### Exercise
Copy out all the data, word for word.
◇ ◇ ◇ ◇ ◇ ◇ ◇
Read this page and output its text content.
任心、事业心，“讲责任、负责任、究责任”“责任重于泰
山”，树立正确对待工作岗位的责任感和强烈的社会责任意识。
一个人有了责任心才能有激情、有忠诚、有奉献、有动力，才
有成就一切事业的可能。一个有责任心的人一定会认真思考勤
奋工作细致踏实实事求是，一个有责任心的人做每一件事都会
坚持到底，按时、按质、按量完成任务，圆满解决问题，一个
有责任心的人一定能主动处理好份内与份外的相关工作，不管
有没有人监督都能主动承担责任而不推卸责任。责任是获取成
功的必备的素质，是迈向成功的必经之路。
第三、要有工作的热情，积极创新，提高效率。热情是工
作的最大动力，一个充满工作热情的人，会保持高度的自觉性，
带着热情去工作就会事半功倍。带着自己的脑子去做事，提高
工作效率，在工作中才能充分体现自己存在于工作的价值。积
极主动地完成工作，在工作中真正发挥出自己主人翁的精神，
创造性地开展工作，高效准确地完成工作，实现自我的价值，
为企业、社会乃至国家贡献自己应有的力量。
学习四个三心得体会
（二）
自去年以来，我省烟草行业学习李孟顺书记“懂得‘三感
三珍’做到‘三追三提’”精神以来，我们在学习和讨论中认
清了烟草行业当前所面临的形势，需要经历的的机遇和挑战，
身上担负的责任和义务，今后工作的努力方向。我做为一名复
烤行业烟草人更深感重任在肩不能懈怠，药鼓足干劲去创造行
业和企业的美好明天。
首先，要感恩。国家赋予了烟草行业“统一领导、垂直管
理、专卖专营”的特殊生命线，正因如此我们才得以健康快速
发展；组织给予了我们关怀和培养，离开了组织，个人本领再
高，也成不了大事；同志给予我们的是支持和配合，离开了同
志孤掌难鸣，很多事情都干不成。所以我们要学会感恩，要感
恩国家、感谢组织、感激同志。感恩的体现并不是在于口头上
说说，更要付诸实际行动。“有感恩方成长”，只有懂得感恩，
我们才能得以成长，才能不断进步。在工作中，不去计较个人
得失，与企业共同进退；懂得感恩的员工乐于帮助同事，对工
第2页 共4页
◇ ◇ ◇ ◇ ◇ ◇ ◇
### Result of the exercise
Read this page and output its text content.
任心、事业心，“讲责任、负责任、究责任”“责任重于泰
山”，树立正确对待工作岗位的责任感和强烈的社会责任意识。
一个人有了责任心才能有激情、有忠诚、有奉献、有动力，才
有成就一切事业的可能。一个有责任心的人一定会认真思考勤
奋工作细致踏实实事求是，一个有责任心的人做每一件事都会
坚持到底，按时、按质、按量完成任务，圆满解决问题，一个
有责任心的人一定能主动处理好份内与份外的相关工作，不管
有没有人监督都能主动承担责任而不推卸责任。责任是获取成
功的必备的素质，是迈向成功的必经之路。
第三、要有工作的热情，积极创新，提高效率。热情是工
作的最大动力，一个充满工作热情的人，会保持高度的自觉性，
带着热情去工作就会事半功倍。带着自己的脑子去做事，提高
工作效率，在工作中才能充分体现自己存在于工作的价值。积
极主动地完成工作，在工作中真正发挥出自己主人翁的精神，
创造性地开展工作，高效准确地完成工作，实现自我的价值，
为企业、社会乃至国家贡献自己应有的力量。
学习四个三心得体会
（二）
自去年以来，我省烟草行业学习李孟顺书记“懂得‘三感
三珍’做到‘三追三提’”精神以来，我们在学习和讨论中认
清了烟草行业当前所面临的形势，需要经历的的机遇和挑战，
身上担负的责任和义务，今后工作的努力方向。我做为一名复
烤行业烟草人更深感重任在肩不能懈怠，药鼓足干劲去创造行
业和企业的美好明天。
首先，要感恩。国家赋予了烟草行业“统一领导、垂直管
理、专卖专营”的特殊生命线，正因如此我们才得以健康快速
发展；组织给予了我们关怀和培养，离开了组织，个人本领再
高，也成不了大事；同志给予我们的是支持和配合，离开了同
志孤掌难鸣，很多事情都干不成。所以我们要学会感恩，要感
恩国家、感谢组织、感激同志。感恩的体现并不是在于口头上
说说，更要付诸实际行动。“有感恩方成长”，只有懂得感恩，
我们才能得以成长，才能不断进步。在工作中，不去计较个人
得失，与企业共同进退；懂得感恩的员工乐于帮助同事，对工
第2页 共4页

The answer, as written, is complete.